* Records for this exercise
:::::
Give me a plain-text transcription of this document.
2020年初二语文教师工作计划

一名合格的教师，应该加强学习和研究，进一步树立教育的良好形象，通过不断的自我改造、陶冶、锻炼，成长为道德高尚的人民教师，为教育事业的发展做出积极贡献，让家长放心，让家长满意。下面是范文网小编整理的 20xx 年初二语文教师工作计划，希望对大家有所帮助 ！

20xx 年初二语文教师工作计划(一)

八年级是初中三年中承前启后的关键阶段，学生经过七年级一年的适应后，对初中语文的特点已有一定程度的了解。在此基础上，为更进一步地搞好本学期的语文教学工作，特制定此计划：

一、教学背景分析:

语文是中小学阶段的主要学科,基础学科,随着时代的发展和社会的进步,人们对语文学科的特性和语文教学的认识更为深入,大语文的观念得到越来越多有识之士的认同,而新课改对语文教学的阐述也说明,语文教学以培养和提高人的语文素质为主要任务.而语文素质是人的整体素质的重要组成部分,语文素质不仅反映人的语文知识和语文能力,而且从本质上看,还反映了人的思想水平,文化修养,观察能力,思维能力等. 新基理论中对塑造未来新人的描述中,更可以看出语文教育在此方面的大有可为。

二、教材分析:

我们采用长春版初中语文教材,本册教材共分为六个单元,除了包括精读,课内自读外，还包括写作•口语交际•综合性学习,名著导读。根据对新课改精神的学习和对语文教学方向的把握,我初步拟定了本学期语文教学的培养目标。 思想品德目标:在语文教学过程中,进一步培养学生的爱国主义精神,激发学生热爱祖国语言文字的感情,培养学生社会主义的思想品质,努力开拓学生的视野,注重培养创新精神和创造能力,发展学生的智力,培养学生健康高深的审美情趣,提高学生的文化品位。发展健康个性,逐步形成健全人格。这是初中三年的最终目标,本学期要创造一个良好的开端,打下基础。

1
:::::
* Problem to solve
Every entry in the listing must be retyped exactly.

* Answer to this exercise
Give me a plain-text transcription of this document.
2020年初二语文教师工作计划

一名合格的教师，应该加强学习和研究，进一步树立教育的良好形象，通过不断的自我改造、陶冶、锻炼，成长为道德高尚的人民教师，为教育事业的发展做出积极贡献，让家长放心，让家长满意。下面是范文网小编整理的 20xx 年初二语文教师工作计划，希望对大家有所帮助 ！

20xx 年初二语文教师工作计划(一)

八年级是初中三年中承前启后的关键阶段，学生经过七年级一年的适应后，对初中语文的特点已有一定程度的了解。在此基础上，为更进一步地搞好本学期的语文教学工作，特制定此计划：

一、教学背景分析:

语文是中小学阶段的主要学科,基础学科,随着时代的发展和社会的进步,人们对语文学科的特性和语文教学的认识更为深入,大语文的观念得到越来越多有识之士的认同,而新课改对语文教学的阐述也说明,语文教学以培养和提高人的语文素质为主要任务.而语文素质是人的整体素质的重要组成部分,语文素质不仅反映人的语文知识和语文能力,而且从本质上看,还反映了人的思想水平,文化修养,观察能力,思维能力等. 新基理论中对塑造未来新人的描述中,更可以看出语文教育在此方面的大有可为。

二、教材分析:

我们采用长春版初中语文教材,本册教材共分为六个单元,除了包括精读,课内自读外，还包括写作•口语交际•综合性学习,名著导读。根据对新课改精神的学习和对语文教学方向的把握,我初步拟定了本学期语文教学的培养目标。 思想品德目标:在语文教学过程中,进一步培养学生的爱国主义精神,激发学生热爱祖国语言文字的感情,培养学生社会主义的思想品质,努力开拓学生的视野,注重培养创新精神和创造能力,发展学生的智力,培养学生健康高深的审美情趣,提高学生的文化品位。发展健康个性,逐步形成健全人格。这是初中三年的最终目标,本学期要创造一个良好的开端,打下基础。

1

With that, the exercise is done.